# SET TASK
Gather, from the listing beneath this task, every line holding the string "JSON".

# DATASET EXCERPTS

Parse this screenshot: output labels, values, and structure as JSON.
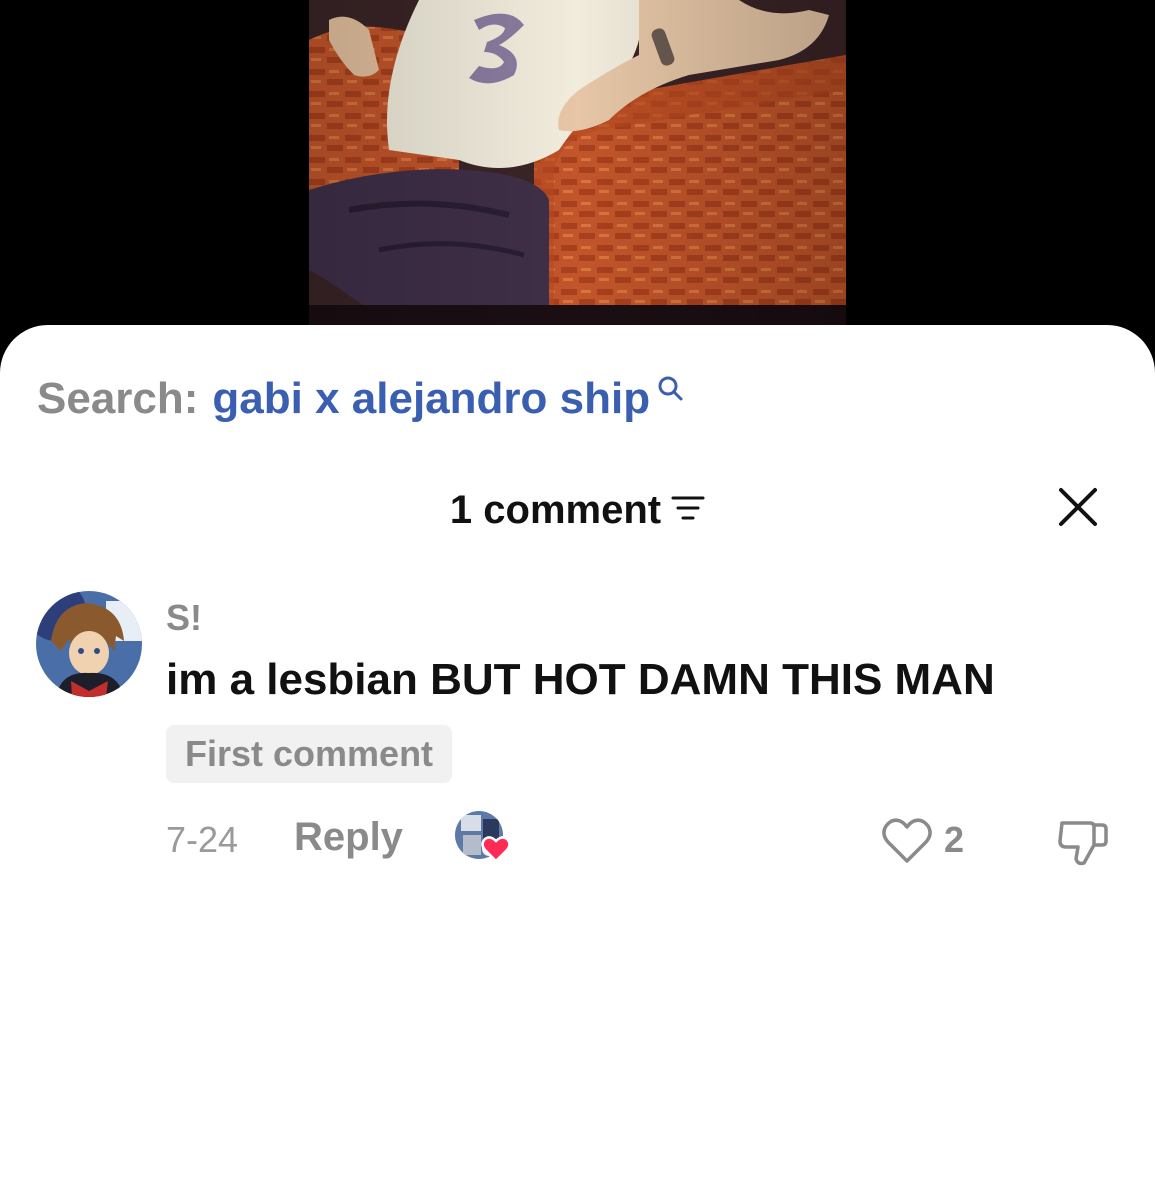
{
  "search": {
    "prefix": "Search:",
    "query": "gabi x alejandro ship",
    "icon": "search-icon"
  },
  "header": {
    "comment_count": "1 comment",
    "sort_icon": "sort-icon",
    "close_icon": "close-icon"
  },
  "comment": {
    "username": "S!",
    "text": "im a lesbian BUT HOT DAMN THIS MAN",
    "badge": "First comment",
    "date": "7-24",
    "reply_label": "Reply",
    "like_count": "2",
    "liked_by_creator": true
  },
  "colors": {
    "accent_blue": "#3b5fb0",
    "muted_gray": "#8a8a8a",
    "heart_red": "#fe2c55"
  }
}
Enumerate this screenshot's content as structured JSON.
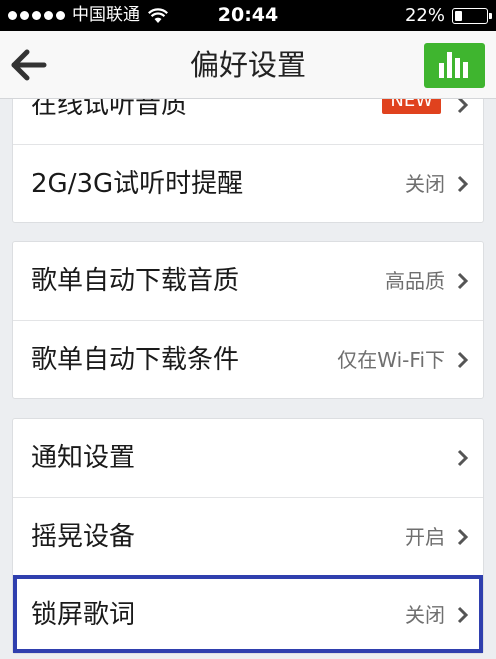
{
  "status_bar": {
    "carrier": "中国联通",
    "time": "20:44",
    "battery_text": "22%",
    "battery_level": 0.22
  },
  "nav": {
    "title": "偏好设置",
    "back_icon": "back-arrow-icon",
    "chart_icon": "bar-chart-icon",
    "chart_button_color": "#3fb52f"
  },
  "groups": [
    {
      "items": [
        {
          "label": "在线试听音质",
          "badge": "NEW"
        },
        {
          "label": "2G/3G试听时提醒",
          "value": "关闭"
        }
      ]
    },
    {
      "items": [
        {
          "label": "歌单自动下载音质",
          "value": "高品质"
        },
        {
          "label": "歌单自动下载条件",
          "value": "仅在Wi-Fi下"
        }
      ]
    },
    {
      "items": [
        {
          "label": "通知设置",
          "value": ""
        },
        {
          "label": "摇晃设备",
          "value": "开启"
        },
        {
          "label": "锁屏歌词",
          "value": "关闭",
          "highlighted": true
        }
      ]
    }
  ],
  "colors": {
    "background": "#eceef1",
    "badge": "#e0421e",
    "highlight_border": "#2f3fae"
  }
}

# FINAL RESULT
Parse this screenshot: output labels, values, and structure as JSON.
Enumerate this screenshot's content as structured JSON.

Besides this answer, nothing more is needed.